=== GIVEN TEXT ===
The root-averaged density of states for the Anderson model on the Bethe lattice is absolutely continuous with a real-analytic strong-disorder expansion inside a scaled energy window.

A machine-rendered reading of the paper's core claim, the machinery that carries it, and where it could break.

The paper proves that when the single-site random potential has compact support and locally analytic density, the averaged diagonal resolvent for the Anderson Hamiltonian on the infinite Bethe lattice admits a holomorphic extension to a neighborhood of a given energy interval once the disorder strength exceeds a threshold. Stieltjes inversion then yields that the root-averaged spectral measure is absolutely continuous on the scaled window λI, with a density that is real analytic in energy and admits a power-series expansion in 1/λ. The leading term equals the single-site density, all odd powers vanish identically, and every higher coefficient is a finite sum over occupation profiles of short closed walks on the tree. For the uniform distribution the first correction is computed explicitly.

Core claim

The scaled averaged diagonal resolvent has a holomorphic continuation to a complex neighborhood of I for all sufficiently large λ. By the Stieltjes inversion formula, the root-averaged density of states measure is absolutely continuous on the scaled energy window λI, and its density is real analytic and has a finite-order strong-disorder expansion there. In the scaled form E=λξ, the leading coefficient is the local density of the single-site distribution. All odd coefficients vanish, and the higher coefficients are finite sums determined by occupation profiles of short closed walks on the tree.

What carries the argument

Random-walk expansion of the resolvent on the tree combined with holomorphic continuation of the single-site Stieltjes transforms.
=== DATASET CONTENT ===
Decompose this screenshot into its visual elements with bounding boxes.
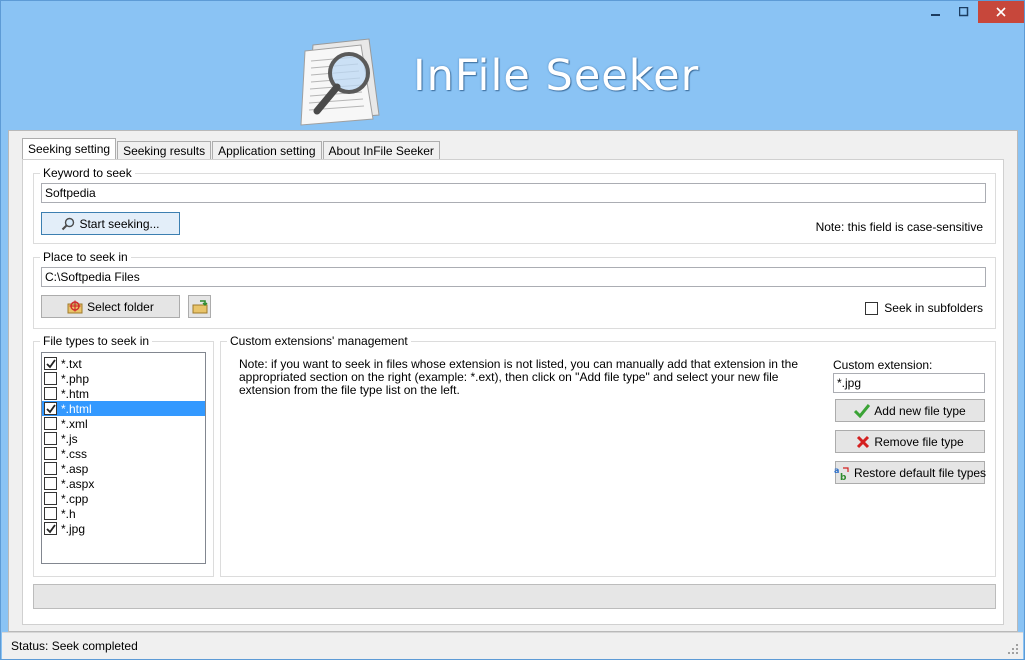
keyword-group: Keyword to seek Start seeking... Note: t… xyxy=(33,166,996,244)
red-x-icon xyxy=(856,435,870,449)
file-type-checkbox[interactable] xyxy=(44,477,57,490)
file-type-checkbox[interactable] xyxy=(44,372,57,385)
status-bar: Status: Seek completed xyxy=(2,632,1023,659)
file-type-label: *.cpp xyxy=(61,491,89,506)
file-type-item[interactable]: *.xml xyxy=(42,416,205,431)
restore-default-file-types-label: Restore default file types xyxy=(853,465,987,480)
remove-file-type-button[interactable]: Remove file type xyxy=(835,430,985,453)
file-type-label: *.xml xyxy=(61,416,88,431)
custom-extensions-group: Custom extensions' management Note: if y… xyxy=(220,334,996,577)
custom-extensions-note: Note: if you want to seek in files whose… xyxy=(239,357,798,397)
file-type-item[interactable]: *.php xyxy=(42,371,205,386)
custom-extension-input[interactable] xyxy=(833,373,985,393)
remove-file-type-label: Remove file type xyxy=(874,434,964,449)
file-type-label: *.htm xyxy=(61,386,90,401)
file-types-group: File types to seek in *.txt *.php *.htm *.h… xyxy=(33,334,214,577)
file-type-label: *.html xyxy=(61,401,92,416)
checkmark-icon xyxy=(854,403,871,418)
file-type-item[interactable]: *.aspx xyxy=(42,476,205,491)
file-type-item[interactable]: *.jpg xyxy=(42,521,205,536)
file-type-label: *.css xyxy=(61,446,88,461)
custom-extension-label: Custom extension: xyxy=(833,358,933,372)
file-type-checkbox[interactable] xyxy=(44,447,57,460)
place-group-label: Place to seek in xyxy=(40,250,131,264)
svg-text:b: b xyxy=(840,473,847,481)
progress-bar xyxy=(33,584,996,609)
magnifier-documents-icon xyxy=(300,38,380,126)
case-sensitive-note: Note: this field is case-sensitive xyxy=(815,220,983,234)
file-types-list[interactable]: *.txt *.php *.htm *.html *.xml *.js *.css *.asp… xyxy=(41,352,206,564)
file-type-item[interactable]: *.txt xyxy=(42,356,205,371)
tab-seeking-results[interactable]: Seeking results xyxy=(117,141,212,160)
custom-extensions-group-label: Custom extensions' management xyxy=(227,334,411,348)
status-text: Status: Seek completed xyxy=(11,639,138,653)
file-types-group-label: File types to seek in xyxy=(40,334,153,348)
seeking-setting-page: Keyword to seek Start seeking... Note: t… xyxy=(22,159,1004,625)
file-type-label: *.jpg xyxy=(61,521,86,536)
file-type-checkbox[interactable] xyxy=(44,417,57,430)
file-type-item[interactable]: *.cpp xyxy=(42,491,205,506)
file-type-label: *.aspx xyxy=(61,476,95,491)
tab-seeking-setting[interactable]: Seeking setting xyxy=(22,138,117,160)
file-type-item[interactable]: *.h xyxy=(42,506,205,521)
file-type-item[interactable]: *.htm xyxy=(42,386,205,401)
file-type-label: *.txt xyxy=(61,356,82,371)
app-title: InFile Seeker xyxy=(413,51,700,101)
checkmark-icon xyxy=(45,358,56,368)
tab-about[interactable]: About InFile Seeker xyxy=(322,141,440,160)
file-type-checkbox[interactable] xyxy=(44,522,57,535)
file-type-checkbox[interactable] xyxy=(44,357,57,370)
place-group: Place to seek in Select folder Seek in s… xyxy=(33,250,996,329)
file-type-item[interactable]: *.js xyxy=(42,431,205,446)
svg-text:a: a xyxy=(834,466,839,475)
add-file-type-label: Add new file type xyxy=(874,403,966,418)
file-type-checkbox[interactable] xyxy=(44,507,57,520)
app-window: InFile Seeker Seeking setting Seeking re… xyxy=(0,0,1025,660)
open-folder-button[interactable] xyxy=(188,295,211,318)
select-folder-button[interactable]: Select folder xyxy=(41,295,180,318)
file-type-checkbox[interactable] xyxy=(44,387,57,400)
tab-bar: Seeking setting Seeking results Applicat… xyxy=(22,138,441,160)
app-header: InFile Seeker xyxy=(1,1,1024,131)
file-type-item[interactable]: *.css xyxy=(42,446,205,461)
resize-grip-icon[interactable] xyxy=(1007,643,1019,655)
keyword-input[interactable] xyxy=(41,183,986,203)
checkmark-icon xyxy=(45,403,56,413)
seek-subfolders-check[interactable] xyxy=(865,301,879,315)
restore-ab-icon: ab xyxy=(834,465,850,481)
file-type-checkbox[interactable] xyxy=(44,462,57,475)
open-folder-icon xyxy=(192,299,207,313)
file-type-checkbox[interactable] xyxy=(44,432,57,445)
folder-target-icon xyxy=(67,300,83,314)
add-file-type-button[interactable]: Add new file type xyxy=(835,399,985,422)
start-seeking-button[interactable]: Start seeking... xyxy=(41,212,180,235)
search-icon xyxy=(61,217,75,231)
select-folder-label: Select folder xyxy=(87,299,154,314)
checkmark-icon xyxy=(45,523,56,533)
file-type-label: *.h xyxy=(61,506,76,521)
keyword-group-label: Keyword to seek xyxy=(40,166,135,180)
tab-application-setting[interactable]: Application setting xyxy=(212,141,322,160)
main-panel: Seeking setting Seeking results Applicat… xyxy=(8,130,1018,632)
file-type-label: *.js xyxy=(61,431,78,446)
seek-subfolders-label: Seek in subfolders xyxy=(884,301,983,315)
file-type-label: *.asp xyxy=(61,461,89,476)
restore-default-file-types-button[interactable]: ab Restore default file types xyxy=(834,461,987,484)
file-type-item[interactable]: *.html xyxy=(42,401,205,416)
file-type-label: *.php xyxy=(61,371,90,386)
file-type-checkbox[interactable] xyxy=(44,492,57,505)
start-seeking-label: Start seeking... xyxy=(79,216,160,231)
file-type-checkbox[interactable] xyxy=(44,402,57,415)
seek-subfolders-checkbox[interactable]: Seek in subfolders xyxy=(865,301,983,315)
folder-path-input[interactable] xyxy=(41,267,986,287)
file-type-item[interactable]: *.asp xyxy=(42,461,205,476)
===
**REQUIREMENT 1**
In the Anderson model text above:
(a) What does the leading term of the strong-disorder expansion equal?
(b) For which distribution is the first correction computed explicitly?
(c) What two things carry the argument?
**REQUIREMENT 2**
Retype the part of the Anderson model text above that starts at the words "The root-averaged density of states for" and stops after the words "scaled energy window.".

**EXERCISE ANSWER 1**
(a) The single-site density, that is, the local density of the single-site distribution.
(b) The uniform distribution.
(c) A random-walk expansion of the resolvent on the tree, combined with holomorphic continuation of the single-site Stieltjes transforms.

**EXERCISE ANSWER 2**
The root-averaged density of states for the Anderson model on the Bethe lattice is absolutely continuous with a real-analytic strong-disorder expansion inside a scaled energy window.